• _To be done_
[1] In the marine propulsion paper, list every propulsion system that the short-route ferry study compares.
[2] Pick up the marine propulsion paper after its last sentence and write what comes next.

• _Selected passage_
**********
An effective framework for life cycle and cost assessment for marine vessels aiming to select optimal propulsion systems

Highlights

• Effectiveness of the new life cycle framework for optimal marine propulsion system selection was demonstrated.

• Application of modularity principle into life cycle ship design was proven rapid and effective.

• Effectiveness of iterative process to compare different design options was demonstrated.

• Excellence of a hybrid ship over conventional ones was demonstrated.

• It was demonstrated that smaller engines are more beneficial than larger engines.

Abstract

By adopting the concept of modularity, this paper introduced an optimal framework which facilitates life cycle assessment and life cycle cost assessment, thereby supporting rapid and reliable decision-making in the marine industry. The benefits of the proposed framework were discussed through two case studies where the optimal configurations of marine propulsion systems were determined from the economic and environmental perspectives. First, the performance of a short-route ferry using the hybrid system was compared with those of equivalent ships using diesel-electric and diesel-mechanical propulsion systems respectively. Research findings revealed the excellence of the hybrid system in both economic and environmental aspects. Second, the same method was applied to an offshore tug vessel to determine an optimal engine configuration. Results of analysis emphasised that the selection of multiple small-sized engines is more effective than two medium-sized engines. Both studies have proven that the proposed framework would be useful and practical for accelerating the life cycle analysis which allows ship designers and owners to obtain the long-term view of economic and environmental impacts for particular products or systems without demanding process. The paper also opened up the possibility of extending the application of the proposed framework to the areas where proper decision-making is essential but under-used.
**********
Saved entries
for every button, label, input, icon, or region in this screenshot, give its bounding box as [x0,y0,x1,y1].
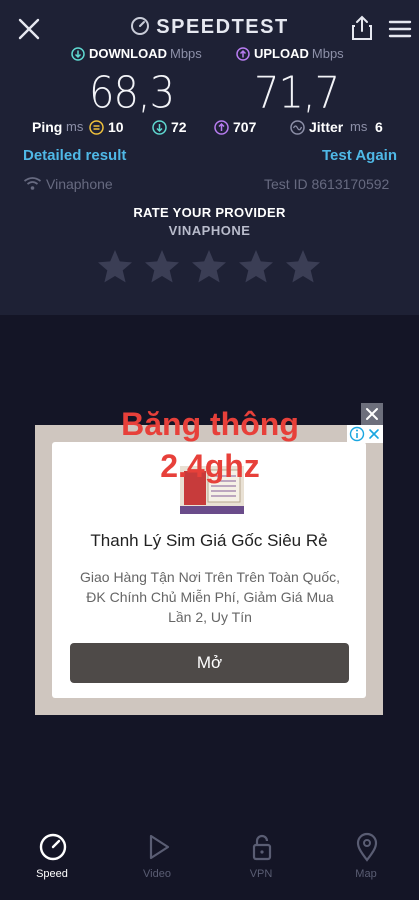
ad-overlay-text-1: Băng thông [121,406,299,442]
top-bar: SPEEDTEST [0,0,419,58]
ad-description: Giao Hàng Tận Nơi Trên Trên Toàn Quốc, Đ… [79,569,341,625]
close-icon [369,429,379,439]
ping-download-value: 72 [171,119,187,135]
detailed-result-link[interactable]: Detailed result [23,147,126,164]
ping-label: Ping [32,119,63,135]
download-header: DOWNLOAD Mbps [71,46,202,61]
menu-icon[interactable] [388,18,412,40]
test-id: Test ID 8613170592 [264,176,390,192]
ad-overlay-text-2: 2.4ghz [160,448,260,484]
rating-star-1[interactable] [96,248,134,286]
ping-idle-value: 10 [108,119,124,135]
rating-star-3[interactable] [190,248,228,286]
rate-provider-title: RATE YOUR PROVIDER [133,205,286,220]
latency-row: Ping ms 10 72 707 Jitter ms 6 [0,119,419,139]
ad-close-button[interactable] [361,403,383,425]
tab-speed[interactable]: Speed [7,826,97,886]
bottom-tab-bar: Speed Video VPN Map [0,826,419,900]
provider-info: Vinaphone [23,176,113,192]
jitter-unit: ms [350,119,368,134]
rating-stars [96,248,326,288]
provider-name: Vinaphone [46,176,113,192]
rate-provider-name: VINAPHONE [168,223,251,238]
ping-idle-icon [89,120,104,135]
tab-video[interactable]: Video [112,826,202,886]
upload-arrow-icon [236,47,250,61]
brand-text: SPEEDTEST [156,16,289,38]
upload-header: UPLOAD Mbps [236,46,344,61]
lock-icon [252,834,272,861]
upload-value: 71,7 [254,68,340,119]
ping-upload-icon [214,120,229,135]
close-icon [366,408,378,420]
ad-choices[interactable] [347,425,383,443]
info-icon [349,426,365,442]
play-icon [149,834,170,860]
ping-download-icon [152,120,167,135]
test-again-link[interactable]: Test Again [322,147,397,164]
map-pin-icon [356,832,378,862]
ad-title[interactable]: Thanh Lý Sim Giá Gốc Siêu Rẻ [52,531,366,551]
download-arrow-icon [71,47,85,61]
ping-unit: ms [66,119,84,134]
gauge-icon [131,17,150,35]
ad-open-button[interactable]: Mở [70,643,349,683]
rating-star-2[interactable] [143,248,181,286]
rating-star-4[interactable] [237,248,275,286]
wifi-icon [23,177,42,190]
rating-star-5[interactable] [284,248,322,286]
ping-upload-value: 707 [233,119,257,135]
tab-vpn[interactable]: VPN [216,826,306,886]
tab-map[interactable]: Map [321,826,411,886]
download-value: 68,3 [89,68,175,119]
jitter-label: Jitter [309,119,344,135]
speedometer-icon [39,833,67,861]
jitter-icon [290,120,305,135]
share-icon[interactable] [350,14,374,42]
jitter-value: 6 [375,119,383,135]
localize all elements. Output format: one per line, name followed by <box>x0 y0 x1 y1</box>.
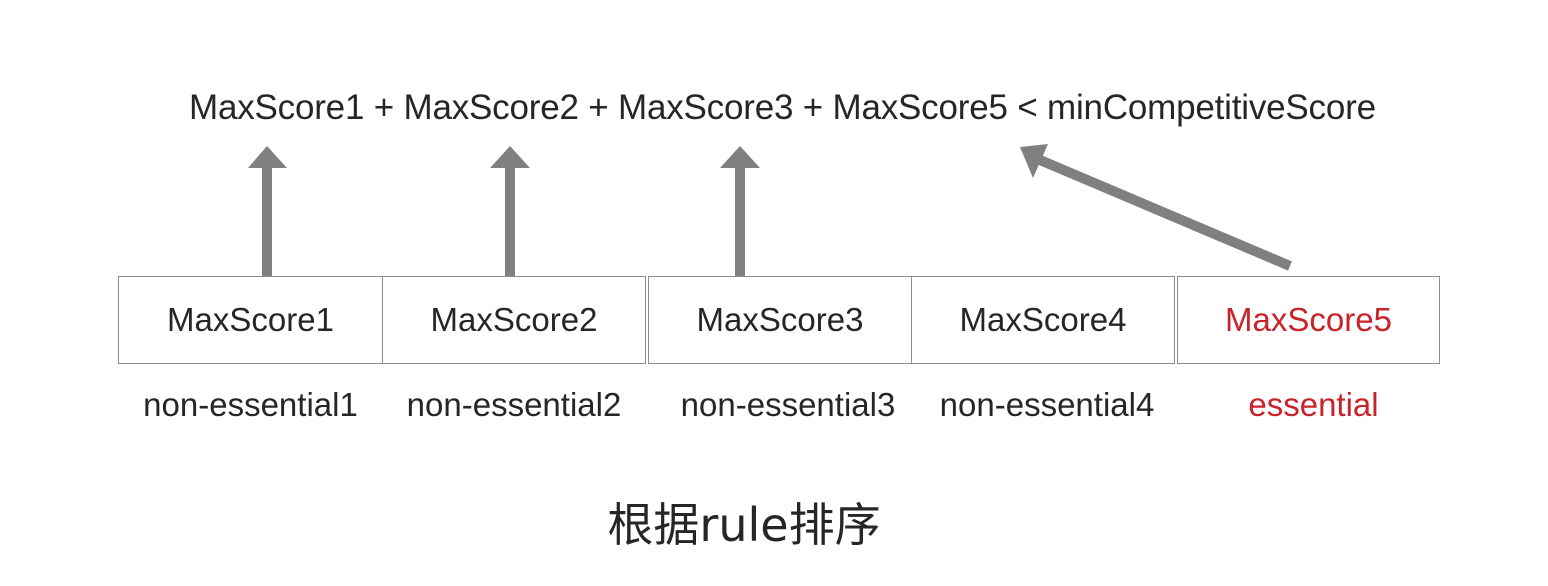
caption-non-essential2: non-essential2 <box>406 386 622 423</box>
cell-label: MaxScore3 <box>696 301 864 338</box>
cell-maxscore5: MaxScore5 <box>1177 276 1440 364</box>
cell-maxscore2: MaxScore2 <box>382 276 646 364</box>
cell-label: MaxScore4 <box>959 301 1127 338</box>
cell-maxscore4: MaxScore4 <box>911 276 1175 364</box>
caption-essential: essential <box>1248 386 1379 423</box>
arrow-2-shaft <box>505 166 515 276</box>
cell-maxscore1: MaxScore1 <box>118 276 383 364</box>
caption-non-essential4: non-essential4 <box>939 386 1155 423</box>
caption-non-essential3: non-essential3 <box>680 386 896 423</box>
arrow-3-head <box>720 146 760 168</box>
cell-label: MaxScore1 <box>167 301 334 338</box>
cell-label: MaxScore2 <box>430 301 598 338</box>
cell-maxscore3: MaxScore3 <box>648 276 912 364</box>
arrow-1-shaft <box>262 166 272 276</box>
arrow-2-head <box>490 146 530 168</box>
arrow-3-shaft <box>735 166 745 276</box>
caption-non-essential1: non-essential1 <box>143 386 358 423</box>
diagram-title: 根据rule排序 <box>607 498 881 552</box>
arrow-5-shaft <box>1038 155 1292 271</box>
arrow-1-head <box>248 146 287 168</box>
cell-label: MaxScore5 <box>1225 301 1392 338</box>
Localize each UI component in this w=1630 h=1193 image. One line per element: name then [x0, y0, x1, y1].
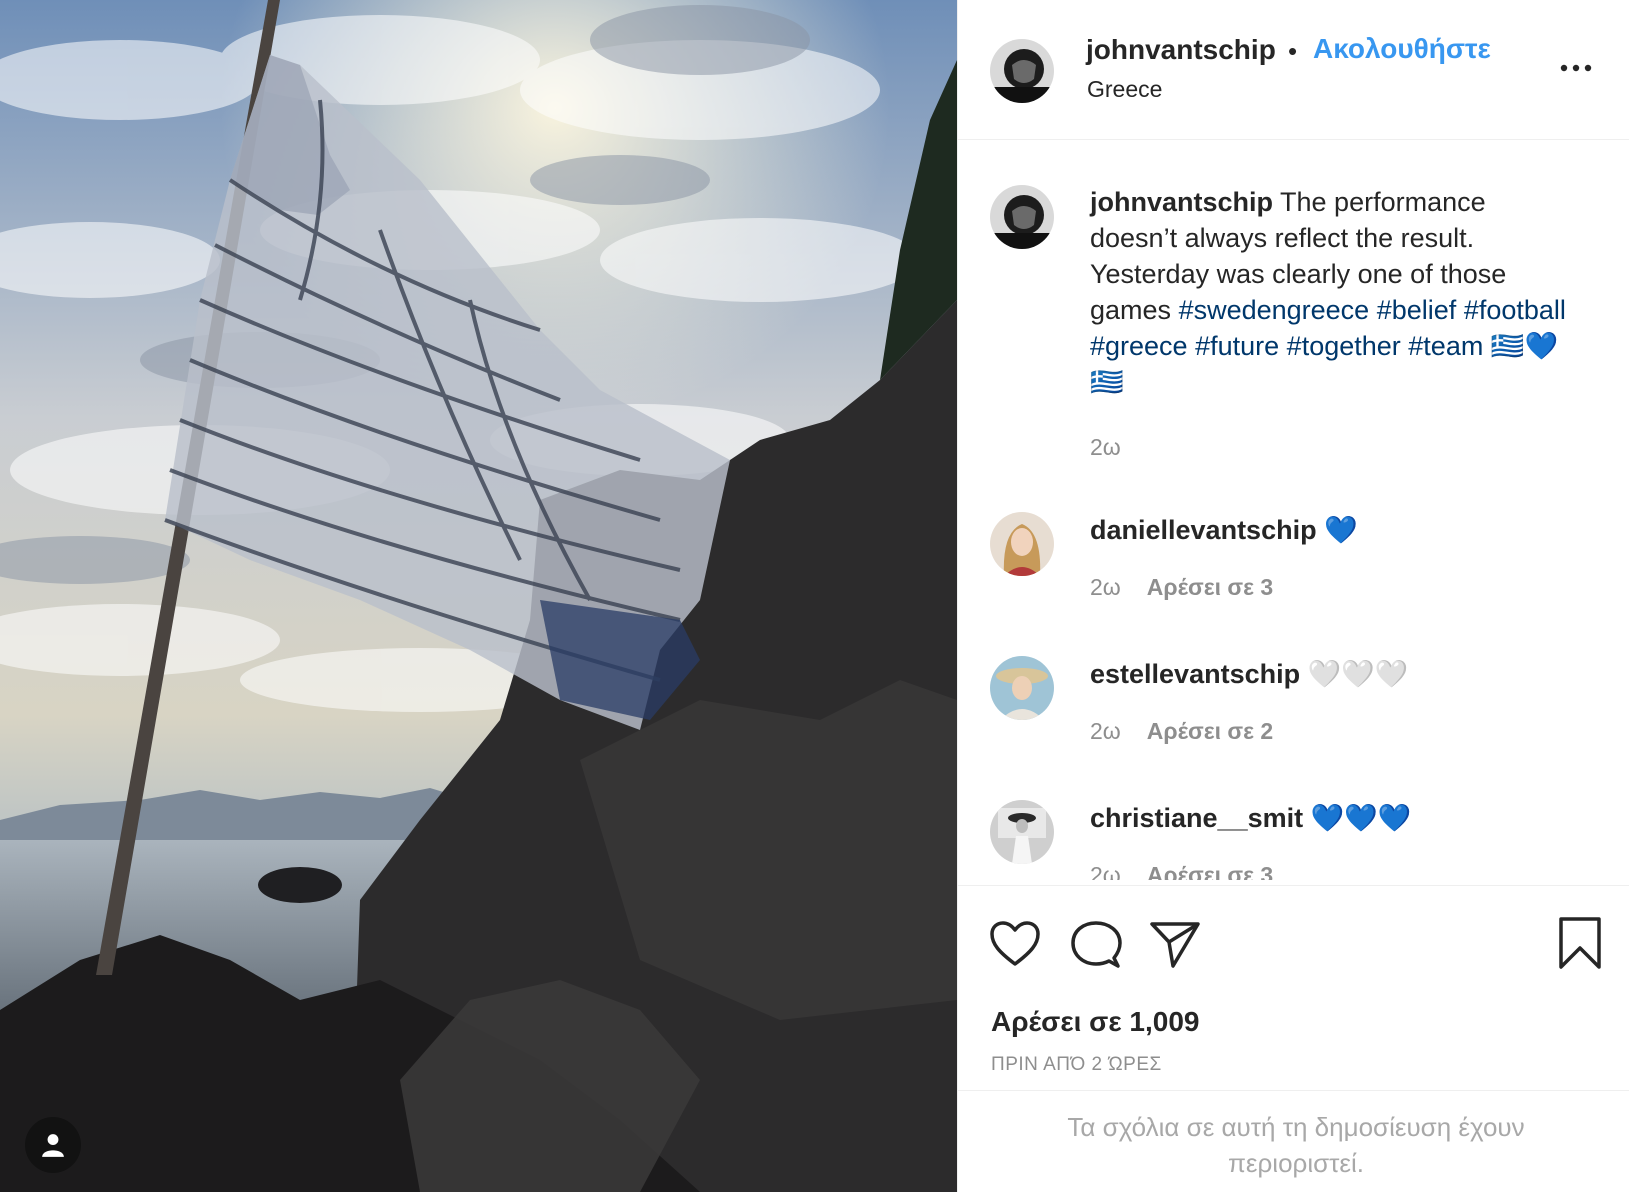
separator-dot: • — [1288, 36, 1298, 66]
comment-avatar[interactable] — [990, 800, 1054, 864]
comment-body: 💙 — [1324, 515, 1358, 545]
comment-likes[interactable]: Αρέσει σε 3 — [1147, 862, 1273, 880]
comment-username[interactable]: daniellevantschip — [1090, 515, 1317, 545]
hashtag[interactable]: #team — [1408, 331, 1483, 361]
post-timestamp[interactable]: ΠΡΙΝ ΑΠΌ 2 ΏΡΕΣ — [991, 1054, 1162, 1076]
share-icon — [1150, 922, 1200, 968]
author-avatar-image — [990, 39, 1054, 103]
caption-avatar-image — [990, 185, 1054, 249]
comment-avatar-image — [990, 512, 1054, 576]
hashtag[interactable]: #football — [1464, 295, 1566, 325]
comment-time[interactable]: 2ω — [1090, 574, 1121, 600]
comment-avatar[interactable] — [990, 512, 1054, 576]
flag-photo-illustration — [0, 0, 957, 1192]
restricted-text: Τα σχόλια σε αυτή τη δημοσίευση έχουν πε… — [1067, 1112, 1525, 1178]
post-actions: Αρέσει σε 1,009 ΠΡΙΝ ΑΠΌ 2 ΏΡΕΣ — [958, 885, 1629, 1075]
share-button[interactable] — [1149, 920, 1201, 973]
more-options-button[interactable] — [1556, 58, 1596, 78]
comment-likes[interactable]: Αρέσει σε 3 — [1147, 574, 1273, 600]
heart-icon — [990, 921, 1040, 966]
hashtag[interactable]: #future — [1195, 331, 1279, 361]
save-button[interactable] — [1558, 916, 1602, 975]
comment-body: 💙💙💙 — [1310, 803, 1412, 833]
comment-avatar[interactable] — [990, 656, 1054, 720]
comments-restricted-notice: Τα σχόλια σε αυτή τη δημοσίευση έχουν πε… — [958, 1090, 1629, 1193]
hashtag[interactable]: #belief — [1377, 295, 1457, 325]
bookmark-icon — [1559, 917, 1601, 969]
like-button[interactable] — [989, 920, 1041, 973]
comment-text: estellevantschip 🤍🤍🤍 — [1090, 656, 1590, 692]
hashtag[interactable]: #together — [1287, 331, 1401, 361]
hashtag[interactable]: #swedengreece — [1179, 295, 1370, 325]
comment-username[interactable]: estellevantschip — [1090, 659, 1300, 689]
comment-username[interactable]: christiane__smit — [1090, 803, 1303, 833]
caption-avatar[interactable] — [990, 185, 1054, 249]
more-horizontal-icon — [1560, 64, 1592, 72]
comment-time[interactable]: 2ω — [1090, 862, 1121, 880]
comments-list[interactable]: johnvantschip The performance doesn’t al… — [958, 140, 1629, 880]
author-username[interactable]: johnvantschip — [1086, 34, 1276, 66]
comment-meta: 2ω Αρέσει σε 2 — [1090, 718, 1273, 745]
comment-body: 🤍🤍🤍 — [1307, 659, 1409, 689]
post-header: johnvantschip • Ακολουθήστε Greece — [958, 0, 1629, 140]
comment-text: christiane__smit 💙💙💙 — [1090, 800, 1590, 836]
comment-icon — [1071, 921, 1122, 968]
location-link[interactable]: Greece — [1087, 76, 1162, 103]
comment-meta: 2ω Αρέσει σε 3 — [1090, 574, 1273, 601]
caption-time[interactable]: 2ω — [1090, 434, 1121, 461]
person-icon — [42, 1134, 64, 1157]
post-photo[interactable] — [0, 0, 957, 1192]
follow-button[interactable]: Ακολουθήστε — [1313, 33, 1491, 65]
caption-username[interactable]: johnvantschip — [1090, 187, 1273, 217]
comment-likes[interactable]: Αρέσει σε 2 — [1147, 718, 1273, 744]
caption: johnvantschip The performance doesn’t al… — [1090, 184, 1570, 400]
comment-button[interactable] — [1070, 920, 1122, 975]
comment-avatar-image — [990, 656, 1054, 720]
comment-time[interactable]: 2ω — [1090, 718, 1121, 744]
comment-text: daniellevantschip 💙 — [1090, 512, 1590, 548]
author-avatar[interactable] — [990, 39, 1054, 103]
comment-meta: 2ω Αρέσει σε 3 — [1090, 862, 1273, 880]
user-tag-button[interactable] — [25, 1117, 81, 1173]
post-sidebar: johnvantschip • Ακολουθήστε Greece johnv… — [957, 0, 1629, 1192]
likes-count[interactable]: Αρέσει σε 1,009 — [991, 1006, 1199, 1038]
hashtag[interactable]: #greece — [1090, 331, 1188, 361]
comment-avatar-image — [990, 800, 1054, 864]
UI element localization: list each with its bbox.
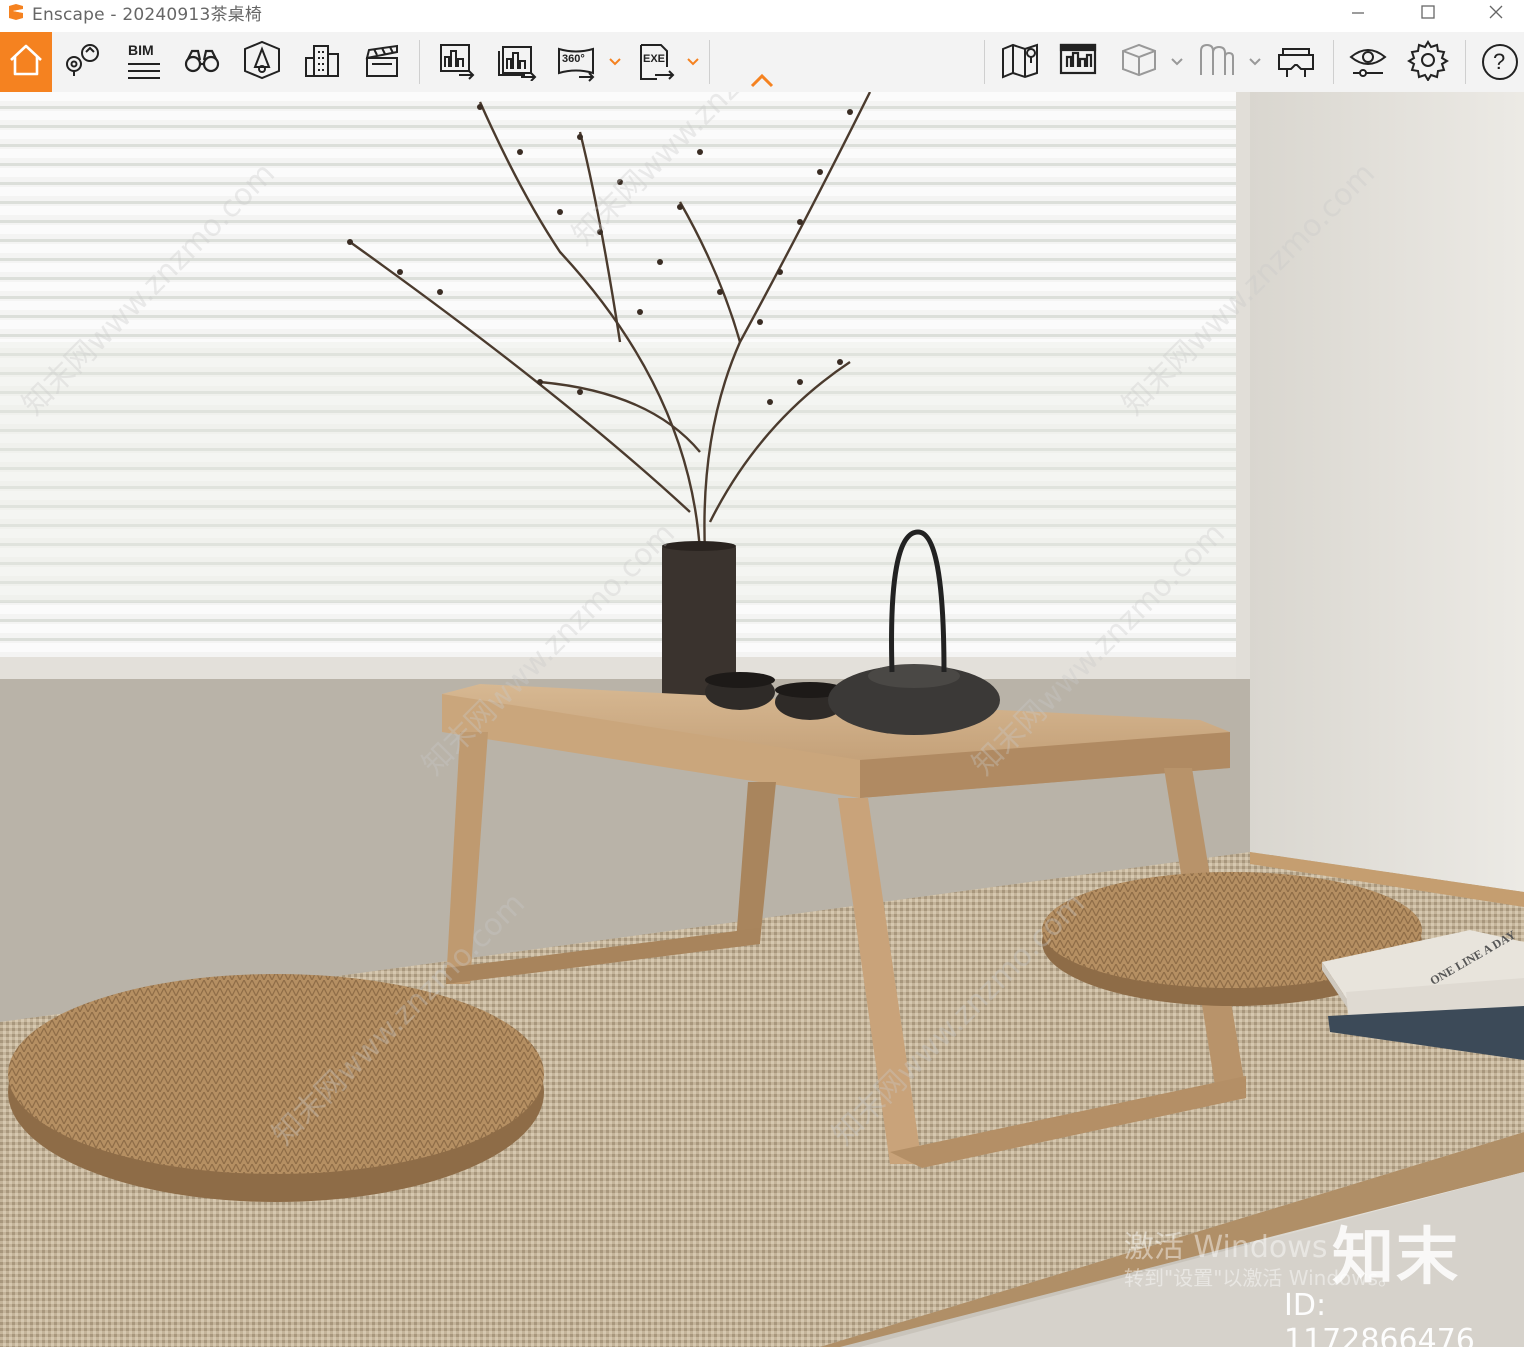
**********
• _Task-by-task outputs_
[1]
- Hybrid system
- Diesel-electric propulsion system
- Diesel-mechanical propulsion system

[2]
Introduction

As the world population continues to grow, globalisation has led to a remarkable growth in the sea-borne trade, which accounts for more than 80% of global freight transport. The heavy-reliance on maritime transport has significantly contributed to exacerbating the marine pollution. In response to this fact, the ICCT (2011) predicted that greenhouse gas emissions from shipping activities will triple by 2050.

Such adverse environmental prospects have played as the driving force behind the introduction of a series of stringent maritime regulations aiming to curb the marine pollution from the world fleet (MARPOL, 2011). Those environmental regulations urge shipbuilders and marine engineers to strive to develop cleaner technologies, suggesting that the green shipping is one of the most urgent issues in the marine industry.

For instance, IMO has provided a series of guidelines as means to calculate, monitor and reduce greenhouse gas emission (IACS, 2013). Although the IMO's guidance is a simple and handy tool in estimating CO₂ emissions during the ship operations, there are still demands for estimating the holistic environmental impact of marine vessels in accordance with the lifecycle of those ships.

In addition to environmental issues, ship designers and owners have paid equal efforts to build/operate ships in cost-effective manners to survive in fierce market competition. Since numerous new systems and technologies are flooding the industry, proper decision-making among various options may be an essential process.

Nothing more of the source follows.